AIM
Your task is to reproduce the entries below word for word.

— Start RECORD SET —

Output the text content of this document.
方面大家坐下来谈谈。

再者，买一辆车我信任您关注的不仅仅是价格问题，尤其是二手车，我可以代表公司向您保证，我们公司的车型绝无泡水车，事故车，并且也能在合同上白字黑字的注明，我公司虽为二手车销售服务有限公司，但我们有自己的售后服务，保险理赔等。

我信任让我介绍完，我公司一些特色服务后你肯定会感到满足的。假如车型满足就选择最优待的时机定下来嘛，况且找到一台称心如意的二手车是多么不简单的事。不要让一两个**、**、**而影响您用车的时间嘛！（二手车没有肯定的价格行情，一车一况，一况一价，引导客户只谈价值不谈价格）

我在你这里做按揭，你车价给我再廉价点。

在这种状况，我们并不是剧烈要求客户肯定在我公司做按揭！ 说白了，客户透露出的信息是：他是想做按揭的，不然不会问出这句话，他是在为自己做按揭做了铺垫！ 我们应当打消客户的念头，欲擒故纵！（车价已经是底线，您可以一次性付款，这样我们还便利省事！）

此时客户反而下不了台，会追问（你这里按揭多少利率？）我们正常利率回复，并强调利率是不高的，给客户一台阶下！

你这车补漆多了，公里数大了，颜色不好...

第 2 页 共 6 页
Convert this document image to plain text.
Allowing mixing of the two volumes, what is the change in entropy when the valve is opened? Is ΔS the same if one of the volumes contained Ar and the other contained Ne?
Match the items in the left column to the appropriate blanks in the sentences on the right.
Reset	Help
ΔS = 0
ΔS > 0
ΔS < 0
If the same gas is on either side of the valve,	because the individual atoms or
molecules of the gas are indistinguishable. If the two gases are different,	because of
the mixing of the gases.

— End RECORD SET —

FINISHED ANSWER
Output the text content of this document.
方面大家坐下来谈谈。

再者，买一辆车我信任您关注的不仅仅是价格问题，尤其是二手车，我可以代表公司向您保证，我们公司的车型绝无泡水车，事故车，并且也能在合同上白字黑字的注明，我公司虽为二手车销售服务有限公司，但我们有自己的售后服务，保险理赔等。

我信任让我介绍完，我公司一些特色服务后你肯定会感到满足的。假如车型满足就选择最优待的时机定下来嘛，况且找到一台称心如意的二手车是多么不简单的事。不要让一两个**、**、**而影响您用车的时间嘛！（二手车没有肯定的价格行情，一车一况，一况一价，引导客户只谈价值不谈价格）

我在你这里做按揭，你车价给我再廉价点。

在这种状况，我们并不是剧烈要求客户肯定在我公司做按揭！ 说白了，客户透露出的信息是：他是想做按揭的，不然不会问出这句话，他是在为自己做按揭做了铺垫！ 我们应当打消客户的念头，欲擒故纵！（车价已经是底线，您可以一次性付款，这样我们还便利省事！）

此时客户反而下不了台，会追问（你这里按揭多少利率？）我们正常利率回复，并强调利率是不高的，给客户一台阶下！

你这车补漆多了，公里数大了，颜色不好...

第 2 页 共 6 页
Convert this document image to plain text.
Allowing mixing of the two volumes, what is the change in entropy when the valve is opened? Is ΔS the same if one of the volumes contained Ar and the other contained Ne?
Match the items in the left column to the appropriate blanks in the sentences on the right.
Reset	Help
ΔS = 0
ΔS > 0
ΔS < 0
If the same gas is on either side of the valve,	because the individual atoms or
molecules of the gas are indistinguishable. If the two gases are different,	because of
the mixing of the gases.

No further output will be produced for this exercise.